> [Short task] Exactly reproduce each record listed below.

> [Supplied data]
···

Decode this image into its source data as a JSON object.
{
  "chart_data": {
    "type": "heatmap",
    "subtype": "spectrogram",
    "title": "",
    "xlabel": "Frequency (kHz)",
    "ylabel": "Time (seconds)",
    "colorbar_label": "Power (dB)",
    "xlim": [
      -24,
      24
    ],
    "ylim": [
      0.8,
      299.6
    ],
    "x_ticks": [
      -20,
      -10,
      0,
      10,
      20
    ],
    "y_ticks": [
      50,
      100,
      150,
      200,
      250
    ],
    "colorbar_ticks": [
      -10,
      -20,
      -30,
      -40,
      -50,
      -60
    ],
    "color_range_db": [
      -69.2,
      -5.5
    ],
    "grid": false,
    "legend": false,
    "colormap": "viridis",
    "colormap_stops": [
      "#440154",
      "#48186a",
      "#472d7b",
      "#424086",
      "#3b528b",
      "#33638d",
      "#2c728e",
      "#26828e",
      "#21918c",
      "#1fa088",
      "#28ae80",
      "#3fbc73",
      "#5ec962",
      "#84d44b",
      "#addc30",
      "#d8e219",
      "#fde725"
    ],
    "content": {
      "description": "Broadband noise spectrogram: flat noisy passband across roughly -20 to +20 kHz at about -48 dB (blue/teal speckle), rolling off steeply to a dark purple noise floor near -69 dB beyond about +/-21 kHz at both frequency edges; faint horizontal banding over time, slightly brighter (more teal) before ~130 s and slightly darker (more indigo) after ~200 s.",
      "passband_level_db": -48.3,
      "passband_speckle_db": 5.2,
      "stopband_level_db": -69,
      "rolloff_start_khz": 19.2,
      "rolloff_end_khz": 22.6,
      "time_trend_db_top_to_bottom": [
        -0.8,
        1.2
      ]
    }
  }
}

···

> [Result of the task]
Decode this image into its source data as a JSON object.
{
  "chart_data": {
    "type": "heatmap",
    "subtype": "spectrogram",
    "title": "",
    "xlabel": "Frequency (kHz)",
    "ylabel": "Time (seconds)",
    "colorbar_label": "Power (dB)",
    "xlim": [
      -24,
      24
    ],
    "ylim": [
      0.8,
      299.6
    ],
    "x_ticks": [
      -20,
      -10,
      0,
      10,
      20
    ],
    "y_ticks": [
      50,
      100,
      150,
      200,
      250
    ],
    "colorbar_ticks": [
      -10,
      -20,
      -30,
      -40,
      -50,
      -60
    ],
    "color_range_db": [
      -69.2,
      -5.5
    ],
    "grid": false,
    "legend": false,
    "colormap": "viridis",
    "colormap_stops": [
      "#440154",
      "#48186a",
      "#472d7b",
      "#424086",
      "#3b528b",
      "#33638d",
      "#2c728e",
      "#26828e",
      "#21918c",
      "#1fa088",
      "#28ae80",
      "#3fbc73",
      "#5ec962",
      "#84d44b",
      "#addc30",
      "#d8e219",
      "#fde725"
    ],
    "content": {
      "description": "Broadband noise spectrogram: flat noisy passband across roughly -20 to +20 kHz at about -48 dB (blue/teal speckle), rolling off steeply to a dark purple noise floor near -69 dB beyond about +/-21 kHz at both frequency edges; faint horizontal banding over time, slightly brighter (more teal) before ~130 s and slightly darker (more indigo) after ~200 s.",
      "passband_level_db": -48.3,
      "passband_speckle_db": 5.2,
      "stopband_level_db": -69,
      "rolloff_start_khz": 19.2,
      "rolloff_end_khz": 22.6,
      "time_trend_db_top_to_bottom": [
        -0.8,
        1.2
      ]
    }
  }
}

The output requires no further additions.